[Problem to work on]: All records must be quoted exactly. Omit the pictures.

-*-*-

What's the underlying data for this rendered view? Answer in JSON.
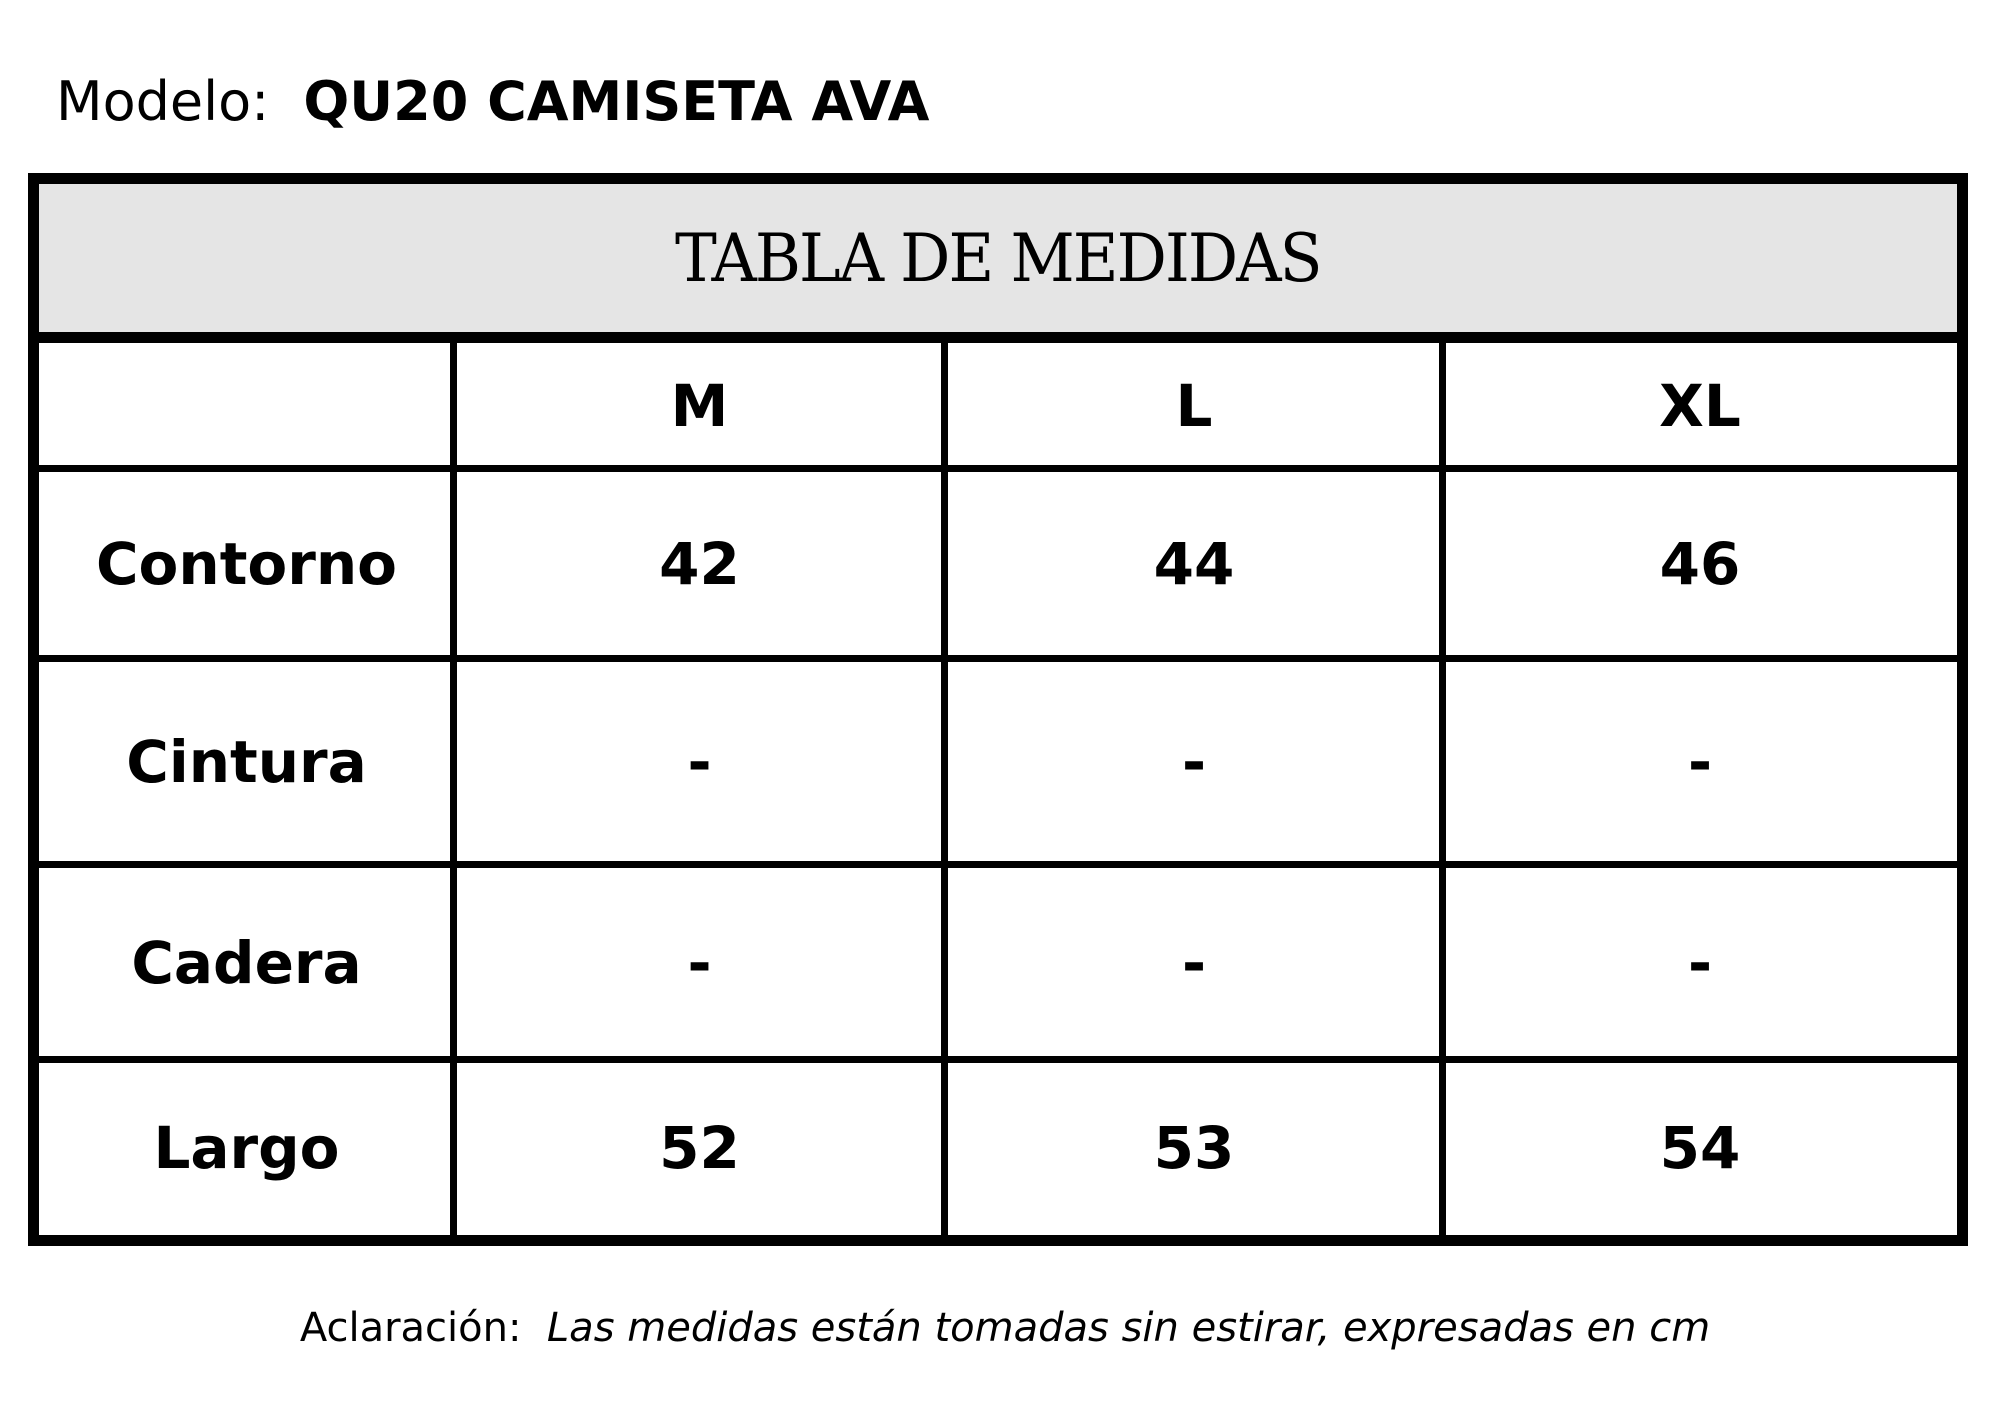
{
  "model": {
    "label": "Modelo:",
    "value": "QU20 CAMISETA AVA"
  },
  "table": {
    "title": "TABLA DE MEDIDAS",
    "columns": [
      "",
      "M",
      "L",
      "XL"
    ],
    "rows": [
      {
        "label": "Contorno",
        "values": [
          "42",
          "44",
          "46"
        ]
      },
      {
        "label": "Cintura",
        "values": [
          "-",
          "-",
          "-"
        ]
      },
      {
        "label": "Cadera",
        "values": [
          "-",
          "-",
          "-"
        ]
      },
      {
        "label": "Largo",
        "values": [
          "52",
          "53",
          "54"
        ]
      }
    ]
  },
  "footer": {
    "label": "Aclaración:",
    "note": "Las medidas están tomadas sin estirar, expresadas en cm"
  }
}
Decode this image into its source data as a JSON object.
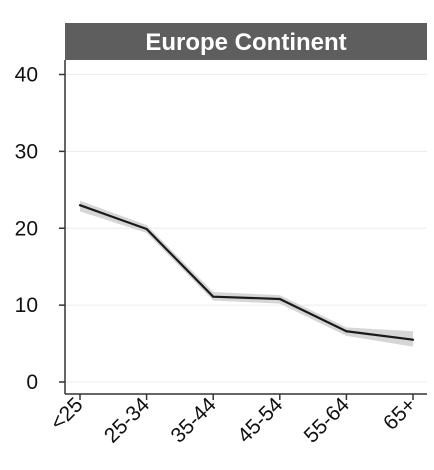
{
  "chart_data": {
    "type": "line",
    "title": "Europe Continent",
    "xlabel": "",
    "ylabel": "",
    "categories": [
      "<25",
      "25-34",
      "35-44",
      "45-54",
      "55-64",
      "65+"
    ],
    "series": [
      {
        "values": [
          23.0,
          19.9,
          11.1,
          10.8,
          6.6,
          5.5
        ],
        "ci_lower": [
          22.2,
          19.4,
          10.6,
          10.2,
          6.0,
          4.6
        ],
        "ci_upper": [
          23.6,
          20.4,
          11.7,
          11.3,
          7.1,
          6.6
        ]
      }
    ],
    "ylim": [
      0,
      40
    ],
    "yticks": [
      0,
      10,
      20,
      30,
      40
    ],
    "grid": true,
    "legend": "none",
    "colors": {
      "strip": "#5e5e5e",
      "line": "#1a1a1a",
      "ribbon": "#d6d6d6",
      "grid": "#ececec",
      "axis": "#333333"
    }
  }
}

-*-*-

[Complete answer]:
What's the underlying data for this rendered view? Answer in JSON.
{
  "model": {
    "label": "Modelo:",
    "value": "QU20 CAMISETA AVA"
  },
  "table": {
    "title": "TABLA DE MEDIDAS",
    "columns": [
      "",
      "M",
      "L",
      "XL"
    ],
    "rows": [
      {
        "label": "Contorno",
        "values": [
          "42",
          "44",
          "46"
        ]
      },
      {
        "label": "Cintura",
        "values": [
          "-",
          "-",
          "-"
        ]
      },
      {
        "label": "Cadera",
        "values": [
          "-",
          "-",
          "-"
        ]
      },
      {
        "label": "Largo",
        "values": [
          "52",
          "53",
          "54"
        ]
      }
    ]
  },
  "footer": {
    "label": "Aclaración:",
    "note": "Las medidas están tomadas sin estirar, expresadas en cm"
  }
}
Decode this image into its source data as a JSON object.
{
  "chart_data": {
    "type": "line",
    "title": "Europe Continent",
    "xlabel": "",
    "ylabel": "",
    "categories": [
      "<25",
      "25-34",
      "35-44",
      "45-54",
      "55-64",
      "65+"
    ],
    "series": [
      {
        "values": [
          23.0,
          19.9,
          11.1,
          10.8,
          6.6,
          5.5
        ],
        "ci_lower": [
          22.2,
          19.4,
          10.6,
          10.2,
          6.0,
          4.6
        ],
        "ci_upper": [
          23.6,
          20.4,
          11.7,
          11.3,
          7.1,
          6.6
        ]
      }
    ],
    "ylim": [
      0,
      40
    ],
    "yticks": [
      0,
      10,
      20,
      30,
      40
    ],
    "grid": true,
    "legend": "none",
    "colors": {
      "strip": "#5e5e5e",
      "line": "#1a1a1a",
      "ribbon": "#d6d6d6",
      "grid": "#ececec",
      "axis": "#333333"
    }
  }
}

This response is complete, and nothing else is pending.